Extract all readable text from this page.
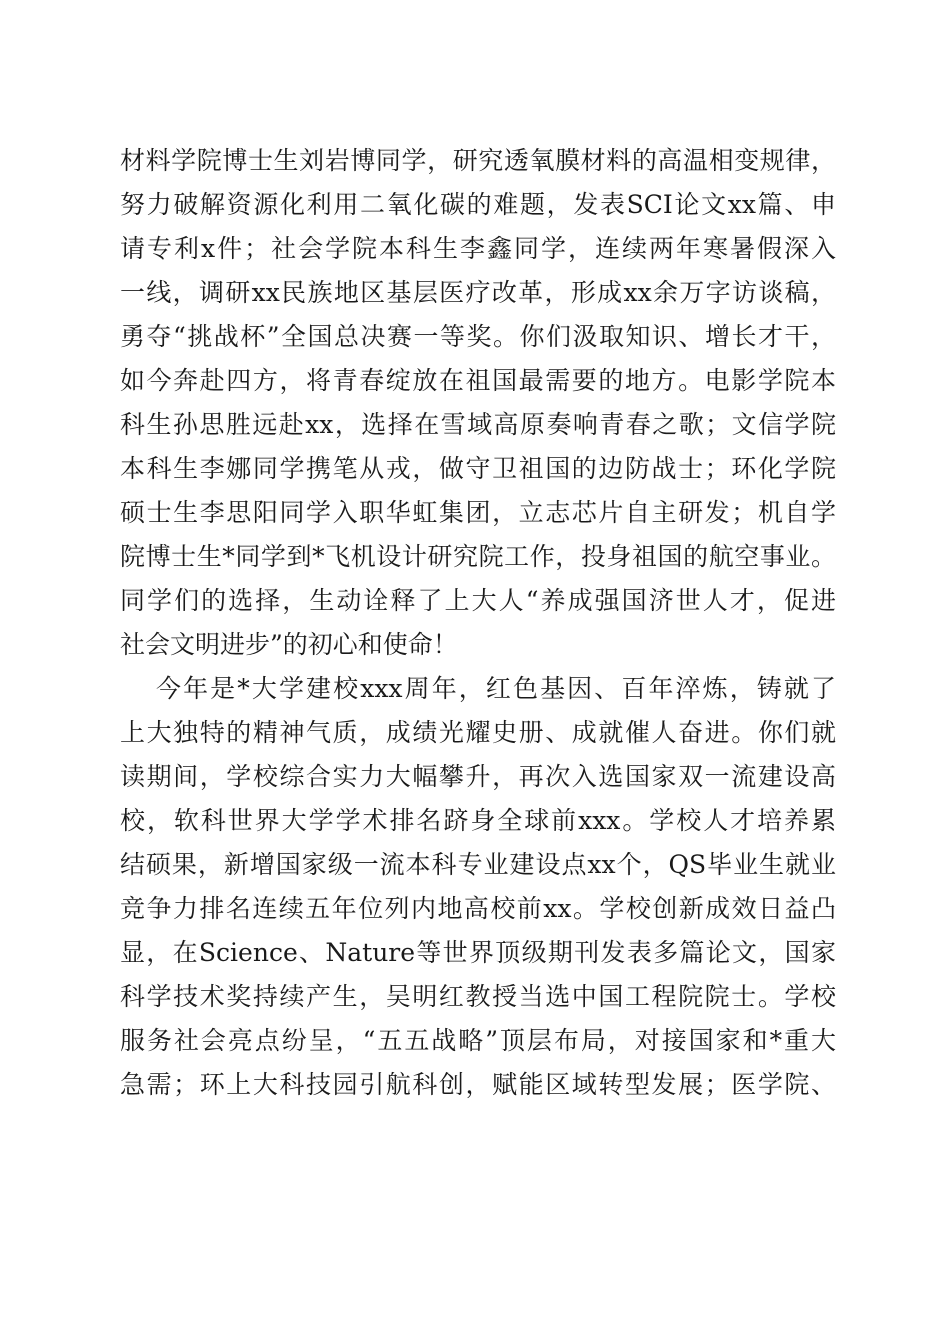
材料学院博士生刘岩博同学，研究透氧膜材料的高温相变规律，
努力破解资源化利用二氧化碳的难题，发表SCI论文xx篇、申
请专利x件；社会学院本科生李鑫同学，连续两年寒暑假深入
一线，调研xx民族地区基层医疗改革，形成xx余万字访谈稿，
勇夺“挑战杯”全国总决赛一等奖。你们汲取知识、增长才干，
如今奔赴四方，将青春绽放在祖国最需要的地方。电影学院本
科生孙思胜远赴xx，选择在雪域高原奏响青春之歌；文信学院
本科生李娜同学携笔从戎，做守卫祖国的边防战士；环化学院
硕士生李思阳同学入职华虹集团，立志芯片自主研发；机自学
院博士生*同学到*飞机设计研究院工作，投身祖国的航空事业。
同学们的选择，生动诠释了上大人“养成强国济世人才，促进
社会文明进步”的初心和使命！
今年是*大学建校xxx周年，红色基因、百年淬炼，铸就了
上大独特的精神气质，成绩光耀史册、成就催人奋进。你们就
读期间，学校综合实力大幅攀升，再次入选国家双一流建设高
校，软科世界大学学术排名跻身全球前xxx。学校人才培养累
结硕果，新增国家级一流本科专业建设点xx个，QS毕业生就业
竞争力排名连续五年位列内地高校前xx。学校创新成效日益凸
显，在Science、Nature等世界顶级期刊发表多篇论文，国家
科学技术奖持续产生，吴明红教授当选中国工程院院士。学校
服务社会亮点纷呈，“五五战略”顶层布局，对接国家和*重大
急需；环上大科技园引航科创，赋能区域转型发展；医学院、
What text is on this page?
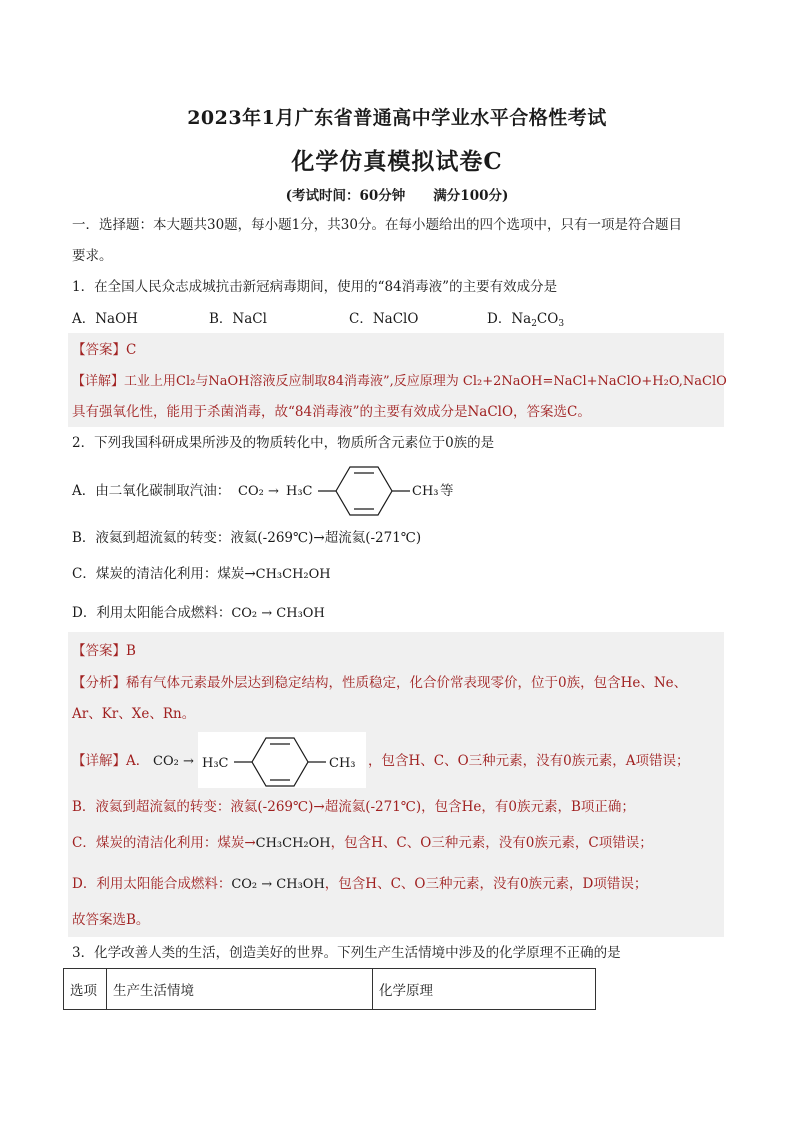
2023年1月广东省普通高中学业水平合格性考试
化学仿真模拟试卷C
(考试时间：60分钟 满分100分)
一．选择题：本大题共30题，每小题1分，共30分。在每小题给出的四个选项中，只有一项是符合题目
要求。
1．在全国人民众志成城抗击新冠病毒期间，使用的“84消毒液”的主要有效成分是
A．NaOH	B．NaCl	C．NaClO	D．$Na_2CO_3$
【答案】C
【详解】工业上用Cl₂与NaOH溶液反应制取84消毒液”,反应原理为 Cl₂+2NaOH=NaCl+NaClO+H₂O,NaClO
具有强氧化性，能用于杀菌消毒，故“84消毒液”的主要有效成分是NaClO，答案选C。
2．下列我国科研成果所涉及的物质转化中，物质所含元素位于0族的是
A．由二氧化碳制取汽油： CO₂ → H₃C	CH₃ 等
B．液氦到超流氦的转变：液氦(-269℃)→超流氦(-271℃)
C．煤炭的清洁化利用：煤炭→CH₃CH₂OH
D．利用太阳能合成燃料：CO₂ → CH₃OH
【答案】B
【分析】稀有气体元素最外层达到稳定结构，性质稳定，化合价常表现零价，位于0族，包含He、Ne、
Ar、Kr、Xe、Rn。
【详解】A．	H₃C	CH₃
CO₂ →	，包含H、C、O三种元素，没有0族元素，A项错误；
B．液氦到超流氦的转变：液氦(-269℃)→超流氦(-271℃)，包含He，有0族元素，B项正确；
C．煤炭的清洁化利用：煤炭→CH₃CH₂OH，包含H、C、O三种元素，没有0族元素，C项错误；
D．利用太阳能合成燃料：CO₂ → CH₃OH，包含H、C、O三种元素，没有0族元素，D项错误；
故答案选B。
3．化学改善人类的生活，创造美好的世界。下列生产生活情境中涉及的化学原理不正确的是
选项	生产生活情境	化学原理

■ **WRITTEN PROBLEM**
Write the entries above out in full, exactly, with no images.

■ **RESPONSE TO THIS EXERCISE**
Extract all readable text from this page.
材料学院博士生刘岩博同学，研究透氧膜材料的高温相变规律，
努力破解资源化利用二氧化碳的难题，发表SCI论文xx篇、申
请专利x件；社会学院本科生李鑫同学，连续两年寒暑假深入
一线，调研xx民族地区基层医疗改革，形成xx余万字访谈稿，
勇夺“挑战杯”全国总决赛一等奖。你们汲取知识、增长才干，
如今奔赴四方，将青春绽放在祖国最需要的地方。电影学院本
科生孙思胜远赴xx，选择在雪域高原奏响青春之歌；文信学院
本科生李娜同学携笔从戎，做守卫祖国的边防战士；环化学院
硕士生李思阳同学入职华虹集团，立志芯片自主研发；机自学
院博士生*同学到*飞机设计研究院工作，投身祖国的航空事业。
同学们的选择，生动诠释了上大人“养成强国济世人才，促进
社会文明进步”的初心和使命！
今年是*大学建校xxx周年，红色基因、百年淬炼，铸就了
上大独特的精神气质，成绩光耀史册、成就催人奋进。你们就
读期间，学校综合实力大幅攀升，再次入选国家双一流建设高
校，软科世界大学学术排名跻身全球前xxx。学校人才培养累
结硕果，新增国家级一流本科专业建设点xx个，QS毕业生就业
竞争力排名连续五年位列内地高校前xx。学校创新成效日益凸
显，在Science、Nature等世界顶级期刊发表多篇论文，国家
科学技术奖持续产生，吴明红教授当选中国工程院院士。学校
服务社会亮点纷呈，“五五战略”顶层布局，对接国家和*重大
急需；环上大科技园引航科创，赋能区域转型发展；医学院、
What text is on this page?
2023年1月广东省普通高中学业水平合格性考试
化学仿真模拟试卷C
(考试时间：60分钟 满分100分)
一．选择题：本大题共30题，每小题1分，共30分。在每小题给出的四个选项中，只有一项是符合题目
要求。
1．在全国人民众志成城抗击新冠病毒期间，使用的“84消毒液”的主要有效成分是
A．NaOH	B．NaCl	C．NaClO	D．$Na_2CO_3$
【答案】C
【详解】工业上用Cl₂与NaOH溶液反应制取84消毒液”,反应原理为 Cl₂+2NaOH=NaCl+NaClO+H₂O,NaClO
具有强氧化性，能用于杀菌消毒，故“84消毒液”的主要有效成分是NaClO，答案选C。
2．下列我国科研成果所涉及的物质转化中，物质所含元素位于0族的是
A．由二氧化碳制取汽油： CO₂ → H₃C	CH₃ 等
B．液氦到超流氦的转变：液氦(-269℃)→超流氦(-271℃)
C．煤炭的清洁化利用：煤炭→CH₃CH₂OH
D．利用太阳能合成燃料：CO₂ → CH₃OH
【答案】B
【分析】稀有气体元素最外层达到稳定结构，性质稳定，化合价常表现零价，位于0族，包含He、Ne、
Ar、Kr、Xe、Rn。
【详解】A．	H₃C	CH₃
CO₂ →	，包含H、C、O三种元素，没有0族元素，A项错误；
B．液氦到超流氦的转变：液氦(-269℃)→超流氦(-271℃)，包含He，有0族元素，B项正确；
C．煤炭的清洁化利用：煤炭→CH₃CH₂OH，包含H、C、O三种元素，没有0族元素，C项错误；
D．利用太阳能合成燃料：CO₂ → CH₃OH，包含H、C、O三种元素，没有0族元素，D项错误；
故答案选B。
3．化学改善人类的生活，创造美好的世界。下列生产生活情境中涉及的化学原理不正确的是
选项	生产生活情境	化学原理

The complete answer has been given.